-- start Listing --

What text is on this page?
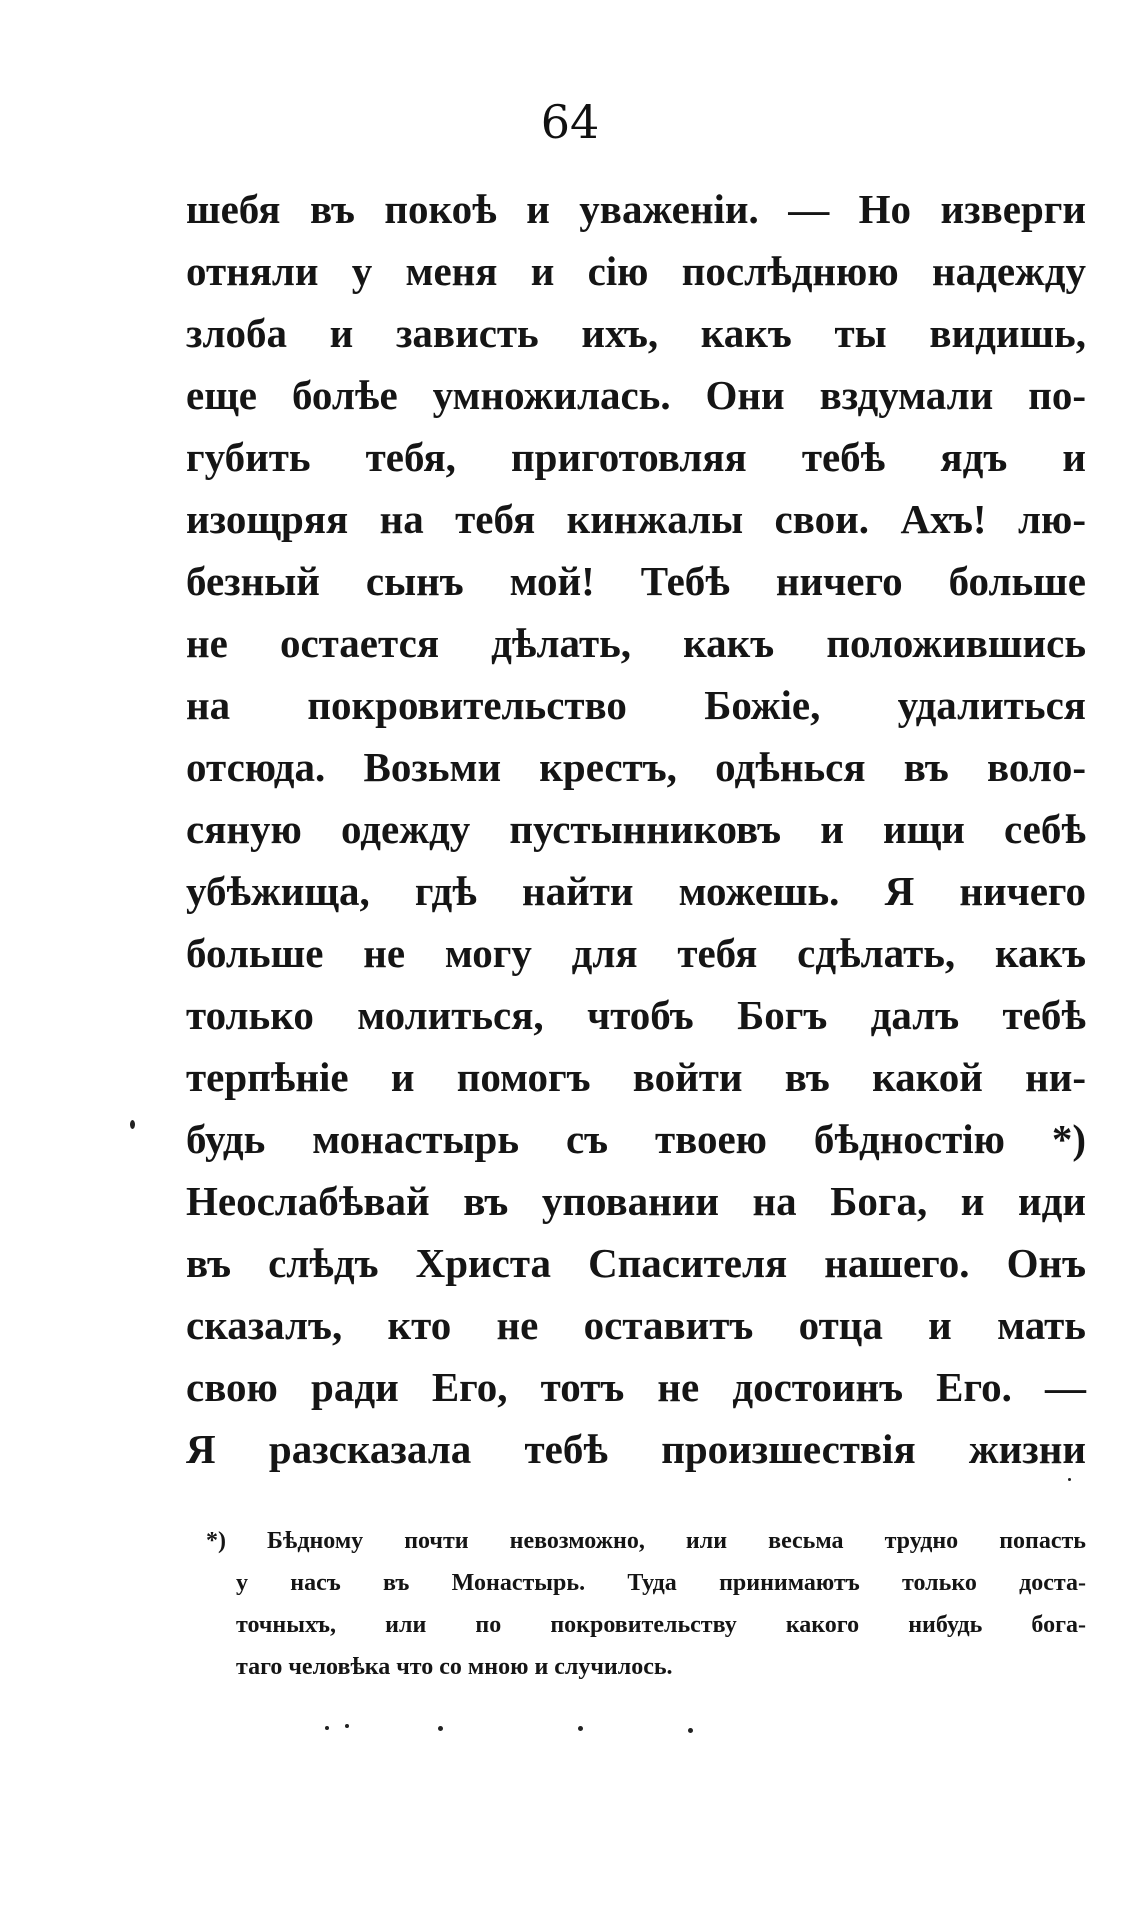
64
шебя въ покоѣ и уваженіи. — Но изверги
отняли у меня и сію послѣднюю надежду
злоба и зависть ихъ, какъ ты видишь,
еще болѣе умножилась. Они вздумали по-
губить тебя, приготовляя тебѣ ядъ и
изощряя на тебя кинжалы свои. Ахъ! лю-
безный сынъ мой! Тебѣ ничего больше
не остается дѣлать, какъ положившись
на покровительство Божіе, удалиться
отсюда. Возьми крестъ, одѣнься въ воло-
сяную одежду пустынниковъ и ищи себѣ
убѣжища, гдѣ найти можешь. Я ничего
больше не могу для тебя сдѣлать, какъ
только молиться, чтобъ Богъ далъ тебѣ
терпѣніе и помогъ войти въ какой ни-
будь монастырь съ твоею бѣдностію *)
Неослабѣвай въ уповании на Бога, и иди
въ слѣдъ Христа Спасителя нашего. Онъ
сказалъ, кто не оставитъ отца и мать
свою ради Его, тотъ не достоинъ Его. —
Я разсказала тебѣ произшествія жизни
*) Бѣдному почти невозможно, или весьма трудно попасть
у насъ въ Монастырь. Туда принимаютъ только доста-
точныхъ, или по покровительству какого нибудь бога-
таго человѣка что со мною и случилось.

-- end Listing --

Pick out each line containing the string "больше" and copy it.

[Completed exercise]
безный сынъ мой! Тебѣ ничего больше
больше не могу для тебя сдѣлать, какъ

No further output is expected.